[Begin Data section]

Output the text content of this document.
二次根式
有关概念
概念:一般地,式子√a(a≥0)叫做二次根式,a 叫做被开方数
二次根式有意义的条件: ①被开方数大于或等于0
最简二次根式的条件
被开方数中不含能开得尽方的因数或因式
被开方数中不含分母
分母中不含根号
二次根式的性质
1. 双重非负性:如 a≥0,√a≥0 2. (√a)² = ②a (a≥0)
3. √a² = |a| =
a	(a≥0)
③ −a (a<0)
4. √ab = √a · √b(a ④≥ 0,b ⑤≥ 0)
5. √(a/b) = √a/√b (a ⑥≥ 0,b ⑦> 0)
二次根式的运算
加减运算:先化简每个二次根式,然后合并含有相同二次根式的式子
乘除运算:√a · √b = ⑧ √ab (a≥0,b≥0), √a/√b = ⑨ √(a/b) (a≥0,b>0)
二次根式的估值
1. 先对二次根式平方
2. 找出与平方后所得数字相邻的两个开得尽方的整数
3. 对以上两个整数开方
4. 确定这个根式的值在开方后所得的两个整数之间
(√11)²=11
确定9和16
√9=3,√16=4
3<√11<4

[End Data section]

▶ _What you have to do_
Reproduce the data, keeping every line exactly the same.

▶ _Solution_
Output the text content of this document.
二次根式
有关概念
概念:一般地,式子√a(a≥0)叫做二次根式,a 叫做被开方数
二次根式有意义的条件: ①被开方数大于或等于0
最简二次根式的条件
被开方数中不含能开得尽方的因数或因式
被开方数中不含分母
分母中不含根号
二次根式的性质
1. 双重非负性:如 a≥0,√a≥0 2. (√a)² = ②a (a≥0)
3. √a² = |a| =
a	(a≥0)
③ −a (a<0)
4. √ab = √a · √b(a ④≥ 0,b ⑤≥ 0)
5. √(a/b) = √a/√b (a ⑥≥ 0,b ⑦> 0)
二次根式的运算
加减运算:先化简每个二次根式,然后合并含有相同二次根式的式子
乘除运算:√a · √b = ⑧ √ab (a≥0,b≥0), √a/√b = ⑨ √(a/b) (a≥0,b>0)
二次根式的估值
1. 先对二次根式平方
2. 找出与平方后所得数字相邻的两个开得尽方的整数
3. 对以上两个整数开方
4. 确定这个根式的值在开方后所得的两个整数之间
(√11)²=11
确定9和16
√9=3,√16=4
3<√11<4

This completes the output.